→ **PROVIDED DATA**:
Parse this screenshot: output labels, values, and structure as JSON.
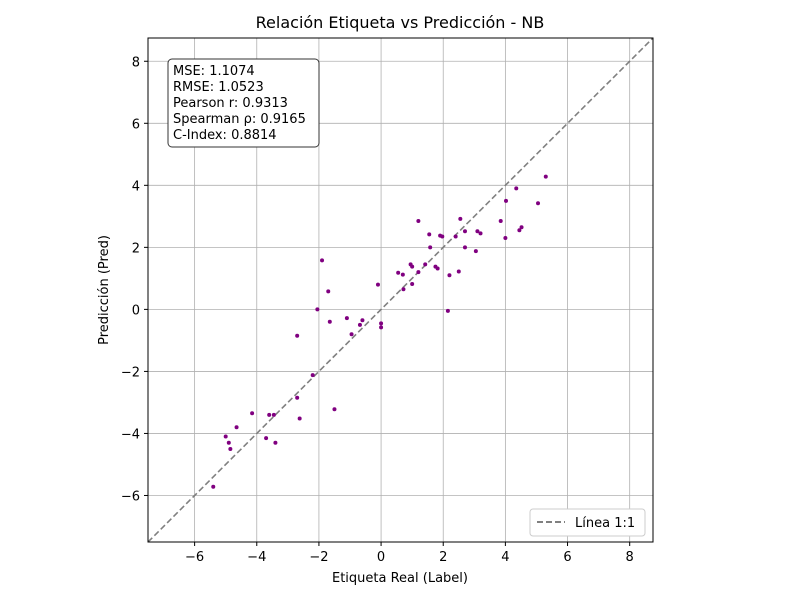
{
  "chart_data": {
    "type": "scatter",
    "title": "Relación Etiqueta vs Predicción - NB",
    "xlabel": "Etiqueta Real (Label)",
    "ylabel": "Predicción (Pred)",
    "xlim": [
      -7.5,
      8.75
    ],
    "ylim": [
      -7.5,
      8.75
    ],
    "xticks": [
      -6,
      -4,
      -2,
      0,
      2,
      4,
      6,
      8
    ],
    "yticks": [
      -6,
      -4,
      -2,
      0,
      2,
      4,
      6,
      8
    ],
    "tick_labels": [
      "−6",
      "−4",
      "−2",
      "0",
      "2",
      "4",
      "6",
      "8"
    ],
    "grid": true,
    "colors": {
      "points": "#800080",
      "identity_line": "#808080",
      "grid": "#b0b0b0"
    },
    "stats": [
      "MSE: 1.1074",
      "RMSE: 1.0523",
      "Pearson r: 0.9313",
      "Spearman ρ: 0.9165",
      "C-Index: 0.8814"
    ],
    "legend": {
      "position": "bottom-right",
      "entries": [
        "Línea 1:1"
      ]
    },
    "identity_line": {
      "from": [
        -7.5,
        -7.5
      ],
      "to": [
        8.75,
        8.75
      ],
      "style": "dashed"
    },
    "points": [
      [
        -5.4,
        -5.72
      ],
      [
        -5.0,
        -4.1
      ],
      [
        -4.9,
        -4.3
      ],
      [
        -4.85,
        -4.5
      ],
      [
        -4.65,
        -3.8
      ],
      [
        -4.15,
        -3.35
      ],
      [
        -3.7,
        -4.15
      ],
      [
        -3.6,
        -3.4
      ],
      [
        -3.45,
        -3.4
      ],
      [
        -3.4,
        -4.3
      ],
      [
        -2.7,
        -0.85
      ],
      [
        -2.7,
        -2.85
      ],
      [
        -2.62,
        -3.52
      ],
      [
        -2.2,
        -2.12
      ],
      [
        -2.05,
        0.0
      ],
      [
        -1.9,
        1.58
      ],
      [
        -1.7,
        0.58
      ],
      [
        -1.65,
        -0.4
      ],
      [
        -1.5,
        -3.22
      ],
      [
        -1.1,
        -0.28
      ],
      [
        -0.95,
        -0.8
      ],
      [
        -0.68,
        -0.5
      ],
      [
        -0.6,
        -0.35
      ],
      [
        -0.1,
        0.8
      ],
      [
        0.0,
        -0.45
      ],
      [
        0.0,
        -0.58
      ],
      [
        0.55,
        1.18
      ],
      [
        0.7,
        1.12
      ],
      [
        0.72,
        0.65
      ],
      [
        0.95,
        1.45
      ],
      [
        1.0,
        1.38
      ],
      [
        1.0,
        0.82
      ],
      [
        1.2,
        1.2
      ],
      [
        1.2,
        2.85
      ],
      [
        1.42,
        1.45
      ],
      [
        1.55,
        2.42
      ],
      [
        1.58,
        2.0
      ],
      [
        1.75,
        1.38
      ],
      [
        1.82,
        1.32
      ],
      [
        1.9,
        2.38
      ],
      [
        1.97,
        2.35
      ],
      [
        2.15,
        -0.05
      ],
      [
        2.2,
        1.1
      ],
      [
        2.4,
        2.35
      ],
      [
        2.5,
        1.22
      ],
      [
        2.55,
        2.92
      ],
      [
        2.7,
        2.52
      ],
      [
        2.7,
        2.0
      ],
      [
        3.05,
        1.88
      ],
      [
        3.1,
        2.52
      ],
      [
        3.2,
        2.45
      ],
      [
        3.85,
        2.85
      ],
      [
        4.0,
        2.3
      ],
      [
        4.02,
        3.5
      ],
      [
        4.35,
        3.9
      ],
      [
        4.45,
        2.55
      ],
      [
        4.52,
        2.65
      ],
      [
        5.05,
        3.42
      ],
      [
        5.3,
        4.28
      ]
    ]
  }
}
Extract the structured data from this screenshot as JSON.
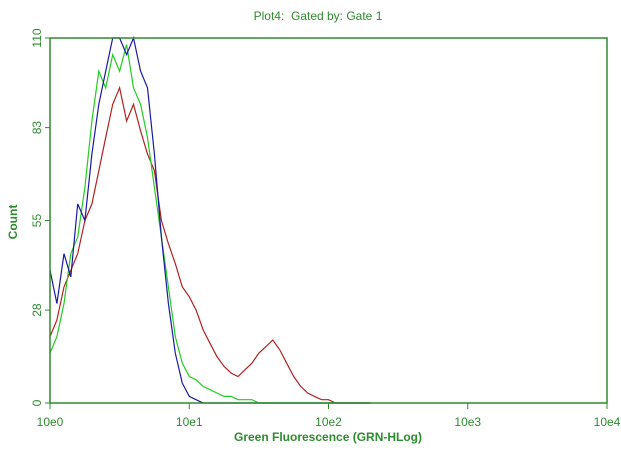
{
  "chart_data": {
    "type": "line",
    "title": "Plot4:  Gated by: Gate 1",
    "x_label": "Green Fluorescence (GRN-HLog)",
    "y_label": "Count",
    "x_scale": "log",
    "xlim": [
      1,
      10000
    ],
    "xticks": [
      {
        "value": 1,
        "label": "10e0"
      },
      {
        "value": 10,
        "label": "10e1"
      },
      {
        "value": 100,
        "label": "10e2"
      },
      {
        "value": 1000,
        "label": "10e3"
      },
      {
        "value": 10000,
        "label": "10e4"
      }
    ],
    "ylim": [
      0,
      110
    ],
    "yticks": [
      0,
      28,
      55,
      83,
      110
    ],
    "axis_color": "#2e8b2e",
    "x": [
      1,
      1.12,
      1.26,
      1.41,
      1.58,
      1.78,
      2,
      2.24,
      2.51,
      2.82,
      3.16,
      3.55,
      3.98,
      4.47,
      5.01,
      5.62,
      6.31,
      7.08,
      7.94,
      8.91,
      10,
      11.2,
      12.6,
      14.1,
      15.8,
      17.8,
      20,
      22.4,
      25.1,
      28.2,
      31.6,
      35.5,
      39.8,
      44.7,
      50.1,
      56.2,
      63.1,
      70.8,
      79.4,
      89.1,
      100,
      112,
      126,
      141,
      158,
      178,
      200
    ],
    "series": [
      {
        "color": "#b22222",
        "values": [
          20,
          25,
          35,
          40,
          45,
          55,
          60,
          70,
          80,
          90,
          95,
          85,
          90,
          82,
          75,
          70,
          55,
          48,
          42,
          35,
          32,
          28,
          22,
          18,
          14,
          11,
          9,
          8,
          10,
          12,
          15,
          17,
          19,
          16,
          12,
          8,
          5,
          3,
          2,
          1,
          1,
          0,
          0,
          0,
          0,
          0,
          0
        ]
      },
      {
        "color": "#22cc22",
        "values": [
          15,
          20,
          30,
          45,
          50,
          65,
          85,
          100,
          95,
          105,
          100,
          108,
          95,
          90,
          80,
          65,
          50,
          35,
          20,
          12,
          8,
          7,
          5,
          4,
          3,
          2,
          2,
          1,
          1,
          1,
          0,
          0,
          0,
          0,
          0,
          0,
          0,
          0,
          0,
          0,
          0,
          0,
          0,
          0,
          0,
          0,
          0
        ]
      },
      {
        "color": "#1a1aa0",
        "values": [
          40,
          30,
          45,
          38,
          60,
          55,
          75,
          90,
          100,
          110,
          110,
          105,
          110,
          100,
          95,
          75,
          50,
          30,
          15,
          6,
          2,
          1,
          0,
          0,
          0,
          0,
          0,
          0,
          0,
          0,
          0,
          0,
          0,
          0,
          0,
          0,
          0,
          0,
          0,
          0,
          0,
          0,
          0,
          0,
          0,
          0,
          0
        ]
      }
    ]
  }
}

→ **TASK STATEMENT**:
Repeat each line of the records above exactly, but do not copy the pictures.

→ **THE RESULT**:
Parse this screenshot: output labels, values, and structure as JSON.
{
  "chart_data": {
    "type": "scatter",
    "title": "Relación Etiqueta vs Predicción - NB",
    "xlabel": "Etiqueta Real (Label)",
    "ylabel": "Predicción (Pred)",
    "xlim": [
      -7.5,
      8.75
    ],
    "ylim": [
      -7.5,
      8.75
    ],
    "xticks": [
      -6,
      -4,
      -2,
      0,
      2,
      4,
      6,
      8
    ],
    "yticks": [
      -6,
      -4,
      -2,
      0,
      2,
      4,
      6,
      8
    ],
    "tick_labels": [
      "−6",
      "−4",
      "−2",
      "0",
      "2",
      "4",
      "6",
      "8"
    ],
    "grid": true,
    "colors": {
      "points": "#800080",
      "identity_line": "#808080",
      "grid": "#b0b0b0"
    },
    "stats": [
      "MSE: 1.1074",
      "RMSE: 1.0523",
      "Pearson r: 0.9313",
      "Spearman ρ: 0.9165",
      "C-Index: 0.8814"
    ],
    "legend": {
      "position": "bottom-right",
      "entries": [
        "Línea 1:1"
      ]
    },
    "identity_line": {
      "from": [
        -7.5,
        -7.5
      ],
      "to": [
        8.75,
        8.75
      ],
      "style": "dashed"
    },
    "points": [
      [
        -5.4,
        -5.72
      ],
      [
        -5.0,
        -4.1
      ],
      [
        -4.9,
        -4.3
      ],
      [
        -4.85,
        -4.5
      ],
      [
        -4.65,
        -3.8
      ],
      [
        -4.15,
        -3.35
      ],
      [
        -3.7,
        -4.15
      ],
      [
        -3.6,
        -3.4
      ],
      [
        -3.45,
        -3.4
      ],
      [
        -3.4,
        -4.3
      ],
      [
        -2.7,
        -0.85
      ],
      [
        -2.7,
        -2.85
      ],
      [
        -2.62,
        -3.52
      ],
      [
        -2.2,
        -2.12
      ],
      [
        -2.05,
        0.0
      ],
      [
        -1.9,
        1.58
      ],
      [
        -1.7,
        0.58
      ],
      [
        -1.65,
        -0.4
      ],
      [
        -1.5,
        -3.22
      ],
      [
        -1.1,
        -0.28
      ],
      [
        -0.95,
        -0.8
      ],
      [
        -0.68,
        -0.5
      ],
      [
        -0.6,
        -0.35
      ],
      [
        -0.1,
        0.8
      ],
      [
        0.0,
        -0.45
      ],
      [
        0.0,
        -0.58
      ],
      [
        0.55,
        1.18
      ],
      [
        0.7,
        1.12
      ],
      [
        0.72,
        0.65
      ],
      [
        0.95,
        1.45
      ],
      [
        1.0,
        1.38
      ],
      [
        1.0,
        0.82
      ],
      [
        1.2,
        1.2
      ],
      [
        1.2,
        2.85
      ],
      [
        1.42,
        1.45
      ],
      [
        1.55,
        2.42
      ],
      [
        1.58,
        2.0
      ],
      [
        1.75,
        1.38
      ],
      [
        1.82,
        1.32
      ],
      [
        1.9,
        2.38
      ],
      [
        1.97,
        2.35
      ],
      [
        2.15,
        -0.05
      ],
      [
        2.2,
        1.1
      ],
      [
        2.4,
        2.35
      ],
      [
        2.5,
        1.22
      ],
      [
        2.55,
        2.92
      ],
      [
        2.7,
        2.52
      ],
      [
        2.7,
        2.0
      ],
      [
        3.05,
        1.88
      ],
      [
        3.1,
        2.52
      ],
      [
        3.2,
        2.45
      ],
      [
        3.85,
        2.85
      ],
      [
        4.0,
        2.3
      ],
      [
        4.02,
        3.5
      ],
      [
        4.35,
        3.9
      ],
      [
        4.45,
        2.55
      ],
      [
        4.52,
        2.65
      ],
      [
        5.05,
        3.42
      ],
      [
        5.3,
        4.28
      ]
    ]
  }
}
Extract the structured data from this screenshot as JSON.
{
  "chart_data": {
    "type": "line",
    "title": "Plot4:  Gated by: Gate 1",
    "x_label": "Green Fluorescence (GRN-HLog)",
    "y_label": "Count",
    "x_scale": "log",
    "xlim": [
      1,
      10000
    ],
    "xticks": [
      {
        "value": 1,
        "label": "10e0"
      },
      {
        "value": 10,
        "label": "10e1"
      },
      {
        "value": 100,
        "label": "10e2"
      },
      {
        "value": 1000,
        "label": "10e3"
      },
      {
        "value": 10000,
        "label": "10e4"
      }
    ],
    "ylim": [
      0,
      110
    ],
    "yticks": [
      0,
      28,
      55,
      83,
      110
    ],
    "axis_color": "#2e8b2e",
    "x": [
      1,
      1.12,
      1.26,
      1.41,
      1.58,
      1.78,
      2,
      2.24,
      2.51,
      2.82,
      3.16,
      3.55,
      3.98,
      4.47,
      5.01,
      5.62,
      6.31,
      7.08,
      7.94,
      8.91,
      10,
      11.2,
      12.6,
      14.1,
      15.8,
      17.8,
      20,
      22.4,
      25.1,
      28.2,
      31.6,
      35.5,
      39.8,
      44.7,
      50.1,
      56.2,
      63.1,
      70.8,
      79.4,
      89.1,
      100,
      112,
      126,
      141,
      158,
      178,
      200
    ],
    "series": [
      {
        "color": "#b22222",
        "values": [
          20,
          25,
          35,
          40,
          45,
          55,
          60,
          70,
          80,
          90,
          95,
          85,
          90,
          82,
          75,
          70,
          55,
          48,
          42,
          35,
          32,
          28,
          22,
          18,
          14,
          11,
          9,
          8,
          10,
          12,
          15,
          17,
          19,
          16,
          12,
          8,
          5,
          3,
          2,
          1,
          1,
          0,
          0,
          0,
          0,
          0,
          0
        ]
      },
      {
        "color": "#22cc22",
        "values": [
          15,
          20,
          30,
          45,
          50,
          65,
          85,
          100,
          95,
          105,
          100,
          108,
          95,
          90,
          80,
          65,
          50,
          35,
          20,
          12,
          8,
          7,
          5,
          4,
          3,
          2,
          2,
          1,
          1,
          1,
          0,
          0,
          0,
          0,
          0,
          0,
          0,
          0,
          0,
          0,
          0,
          0,
          0,
          0,
          0,
          0,
          0
        ]
      },
      {
        "color": "#1a1aa0",
        "values": [
          40,
          30,
          45,
          38,
          60,
          55,
          75,
          90,
          100,
          110,
          110,
          105,
          110,
          100,
          95,
          75,
          50,
          30,
          15,
          6,
          2,
          1,
          0,
          0,
          0,
          0,
          0,
          0,
          0,
          0,
          0,
          0,
          0,
          0,
          0,
          0,
          0,
          0,
          0,
          0,
          0,
          0,
          0,
          0,
          0,
          0,
          0
        ]
      }
    ]
  }
}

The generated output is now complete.